START DATA ENTRIES

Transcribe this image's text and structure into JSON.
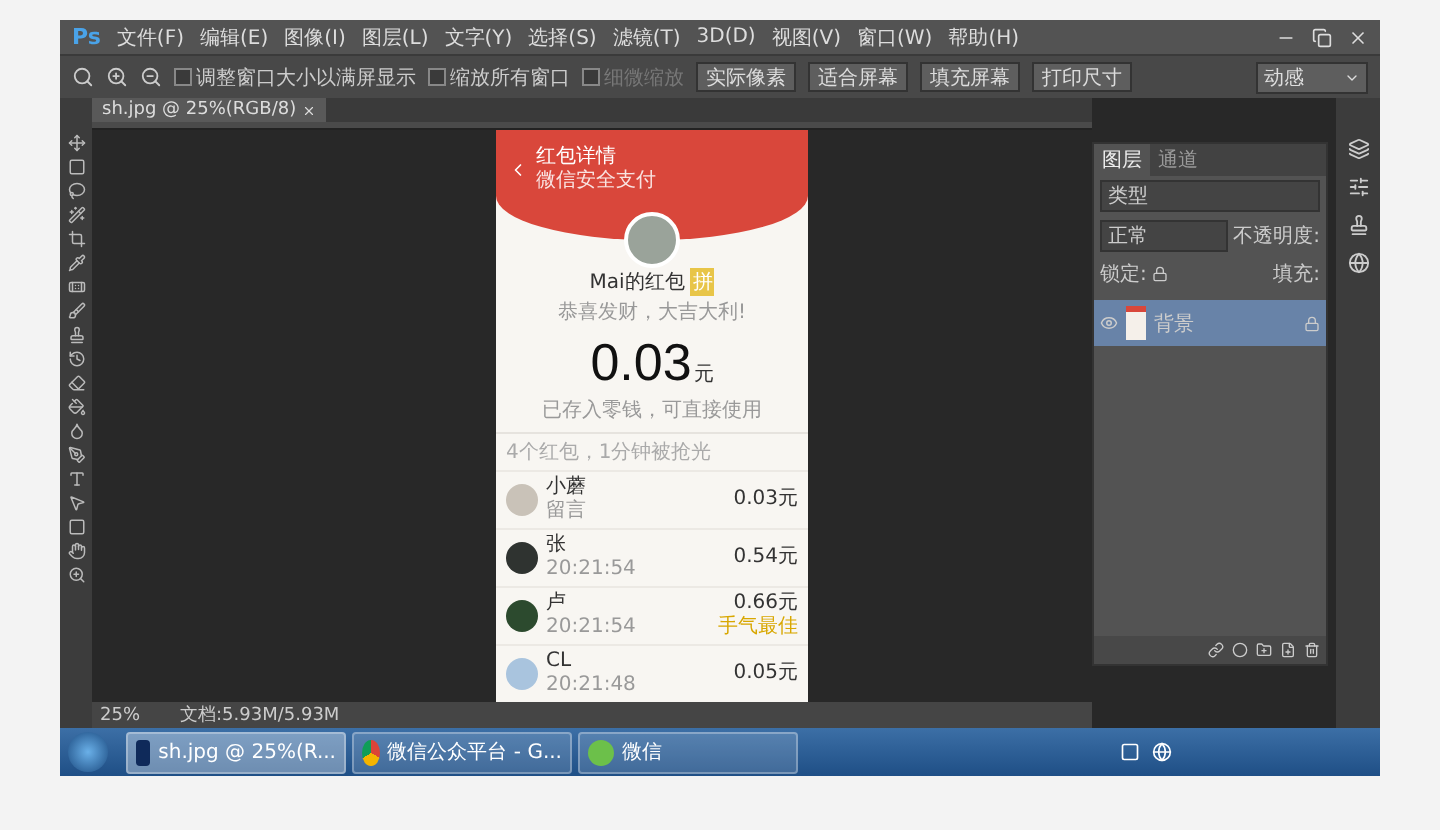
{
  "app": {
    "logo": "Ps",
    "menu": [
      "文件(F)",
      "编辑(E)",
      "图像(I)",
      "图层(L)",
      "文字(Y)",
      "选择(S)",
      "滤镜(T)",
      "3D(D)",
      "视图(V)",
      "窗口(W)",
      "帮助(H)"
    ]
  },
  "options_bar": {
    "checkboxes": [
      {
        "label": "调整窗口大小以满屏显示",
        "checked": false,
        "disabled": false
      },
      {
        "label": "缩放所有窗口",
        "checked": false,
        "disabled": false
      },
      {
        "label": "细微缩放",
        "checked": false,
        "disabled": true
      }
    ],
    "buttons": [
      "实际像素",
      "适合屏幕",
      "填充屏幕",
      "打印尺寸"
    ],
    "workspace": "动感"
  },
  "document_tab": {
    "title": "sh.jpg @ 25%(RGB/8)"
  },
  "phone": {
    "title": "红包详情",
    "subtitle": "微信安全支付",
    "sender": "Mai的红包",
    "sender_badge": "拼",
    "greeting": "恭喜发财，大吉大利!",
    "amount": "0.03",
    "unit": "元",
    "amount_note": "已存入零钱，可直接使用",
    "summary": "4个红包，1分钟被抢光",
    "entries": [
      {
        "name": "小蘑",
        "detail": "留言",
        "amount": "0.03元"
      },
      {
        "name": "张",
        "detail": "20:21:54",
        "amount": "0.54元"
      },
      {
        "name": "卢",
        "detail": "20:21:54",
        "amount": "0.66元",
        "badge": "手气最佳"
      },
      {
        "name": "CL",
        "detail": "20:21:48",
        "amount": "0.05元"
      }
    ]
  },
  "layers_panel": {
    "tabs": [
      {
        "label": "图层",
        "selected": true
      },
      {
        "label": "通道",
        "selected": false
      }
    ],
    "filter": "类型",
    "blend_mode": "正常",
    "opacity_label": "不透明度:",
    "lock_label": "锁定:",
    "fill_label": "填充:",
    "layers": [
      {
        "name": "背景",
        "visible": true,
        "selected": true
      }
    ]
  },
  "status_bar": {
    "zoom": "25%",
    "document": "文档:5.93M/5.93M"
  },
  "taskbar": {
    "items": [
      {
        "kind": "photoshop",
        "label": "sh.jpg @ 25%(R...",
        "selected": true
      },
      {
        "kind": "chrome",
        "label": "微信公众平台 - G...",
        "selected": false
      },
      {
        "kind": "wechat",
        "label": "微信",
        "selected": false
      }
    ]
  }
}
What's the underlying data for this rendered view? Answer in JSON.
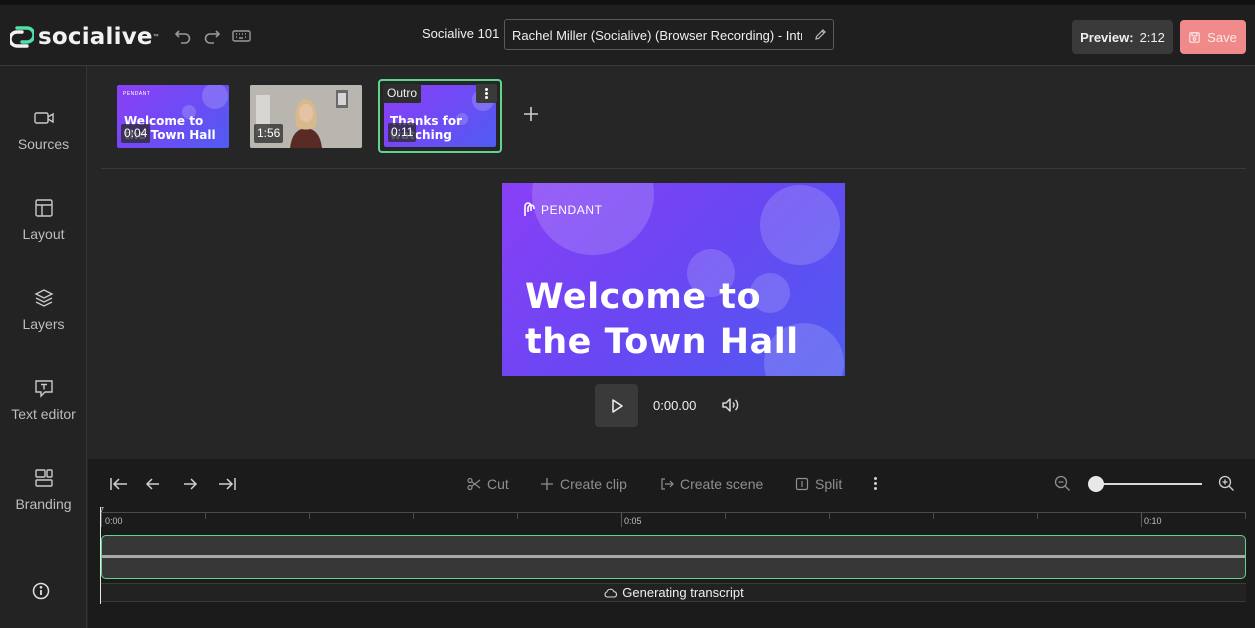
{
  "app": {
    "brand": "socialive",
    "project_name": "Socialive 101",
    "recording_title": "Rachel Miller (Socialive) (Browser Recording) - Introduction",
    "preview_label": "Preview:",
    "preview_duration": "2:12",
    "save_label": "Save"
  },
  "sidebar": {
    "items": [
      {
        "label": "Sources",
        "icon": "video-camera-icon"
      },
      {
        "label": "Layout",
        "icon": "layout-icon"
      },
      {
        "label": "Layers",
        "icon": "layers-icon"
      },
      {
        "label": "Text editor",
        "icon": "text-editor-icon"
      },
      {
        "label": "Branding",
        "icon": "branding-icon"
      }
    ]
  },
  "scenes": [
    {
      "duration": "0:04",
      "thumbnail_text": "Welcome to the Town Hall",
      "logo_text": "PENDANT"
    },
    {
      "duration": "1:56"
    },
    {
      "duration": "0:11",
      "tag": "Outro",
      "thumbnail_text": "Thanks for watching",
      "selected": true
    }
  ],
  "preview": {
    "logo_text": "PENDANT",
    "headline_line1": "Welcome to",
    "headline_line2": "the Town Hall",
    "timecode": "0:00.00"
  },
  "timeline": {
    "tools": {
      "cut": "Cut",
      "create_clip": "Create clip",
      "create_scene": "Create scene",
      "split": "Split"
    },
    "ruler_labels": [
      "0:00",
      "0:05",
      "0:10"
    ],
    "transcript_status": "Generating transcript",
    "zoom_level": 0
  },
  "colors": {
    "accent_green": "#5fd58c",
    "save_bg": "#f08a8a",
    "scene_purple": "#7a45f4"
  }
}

END DATA ENTRIES

● WHAT IS EXPECTED: Each line above is to be copied verbatim. Drop any image from the copy.

● CORRECT OUTPUT:
Transcribe this image's text and structure into JSON.
{
  "app": {
    "logo": "Ps",
    "menu": [
      "文件(F)",
      "编辑(E)",
      "图像(I)",
      "图层(L)",
      "文字(Y)",
      "选择(S)",
      "滤镜(T)",
      "3D(D)",
      "视图(V)",
      "窗口(W)",
      "帮助(H)"
    ]
  },
  "options_bar": {
    "checkboxes": [
      {
        "label": "调整窗口大小以满屏显示",
        "checked": false,
        "disabled": false
      },
      {
        "label": "缩放所有窗口",
        "checked": false,
        "disabled": false
      },
      {
        "label": "细微缩放",
        "checked": false,
        "disabled": true
      }
    ],
    "buttons": [
      "实际像素",
      "适合屏幕",
      "填充屏幕",
      "打印尺寸"
    ],
    "workspace": "动感"
  },
  "document_tab": {
    "title": "sh.jpg @ 25%(RGB/8)"
  },
  "phone": {
    "title": "红包详情",
    "subtitle": "微信安全支付",
    "sender": "Mai的红包",
    "sender_badge": "拼",
    "greeting": "恭喜发财，大吉大利!",
    "amount": "0.03",
    "unit": "元",
    "amount_note": "已存入零钱，可直接使用",
    "summary": "4个红包，1分钟被抢光",
    "entries": [
      {
        "name": "小蘑",
        "detail": "留言",
        "amount": "0.03元"
      },
      {
        "name": "张",
        "detail": "20:21:54",
        "amount": "0.54元"
      },
      {
        "name": "卢",
        "detail": "20:21:54",
        "amount": "0.66元",
        "badge": "手气最佳"
      },
      {
        "name": "CL",
        "detail": "20:21:48",
        "amount": "0.05元"
      }
    ]
  },
  "layers_panel": {
    "tabs": [
      {
        "label": "图层",
        "selected": true
      },
      {
        "label": "通道",
        "selected": false
      }
    ],
    "filter": "类型",
    "blend_mode": "正常",
    "opacity_label": "不透明度:",
    "lock_label": "锁定:",
    "fill_label": "填充:",
    "layers": [
      {
        "name": "背景",
        "visible": true,
        "selected": true
      }
    ]
  },
  "status_bar": {
    "zoom": "25%",
    "document": "文档:5.93M/5.93M"
  },
  "taskbar": {
    "items": [
      {
        "kind": "photoshop",
        "label": "sh.jpg @ 25%(R...",
        "selected": true
      },
      {
        "kind": "chrome",
        "label": "微信公众平台 - G...",
        "selected": false
      },
      {
        "kind": "wechat",
        "label": "微信",
        "selected": false
      }
    ]
  }
}
What's the underlying data for this rendered view? Answer in JSON.
{
  "app": {
    "brand": "socialive",
    "project_name": "Socialive 101",
    "recording_title": "Rachel Miller (Socialive) (Browser Recording) - Introduction",
    "preview_label": "Preview:",
    "preview_duration": "2:12",
    "save_label": "Save"
  },
  "sidebar": {
    "items": [
      {
        "label": "Sources",
        "icon": "video-camera-icon"
      },
      {
        "label": "Layout",
        "icon": "layout-icon"
      },
      {
        "label": "Layers",
        "icon": "layers-icon"
      },
      {
        "label": "Text editor",
        "icon": "text-editor-icon"
      },
      {
        "label": "Branding",
        "icon": "branding-icon"
      }
    ]
  },
  "scenes": [
    {
      "duration": "0:04",
      "thumbnail_text": "Welcome to the Town Hall",
      "logo_text": "PENDANT"
    },
    {
      "duration": "1:56"
    },
    {
      "duration": "0:11",
      "tag": "Outro",
      "thumbnail_text": "Thanks for watching",
      "selected": true
    }
  ],
  "preview": {
    "logo_text": "PENDANT",
    "headline_line1": "Welcome to",
    "headline_line2": "the Town Hall",
    "timecode": "0:00.00"
  },
  "timeline": {
    "tools": {
      "cut": "Cut",
      "create_clip": "Create clip",
      "create_scene": "Create scene",
      "split": "Split"
    },
    "ruler_labels": [
      "0:00",
      "0:05",
      "0:10"
    ],
    "transcript_status": "Generating transcript",
    "zoom_level": 0
  },
  "colors": {
    "accent_green": "#5fd58c",
    "save_bg": "#f08a8a",
    "scene_purple": "#7a45f4"
  }
}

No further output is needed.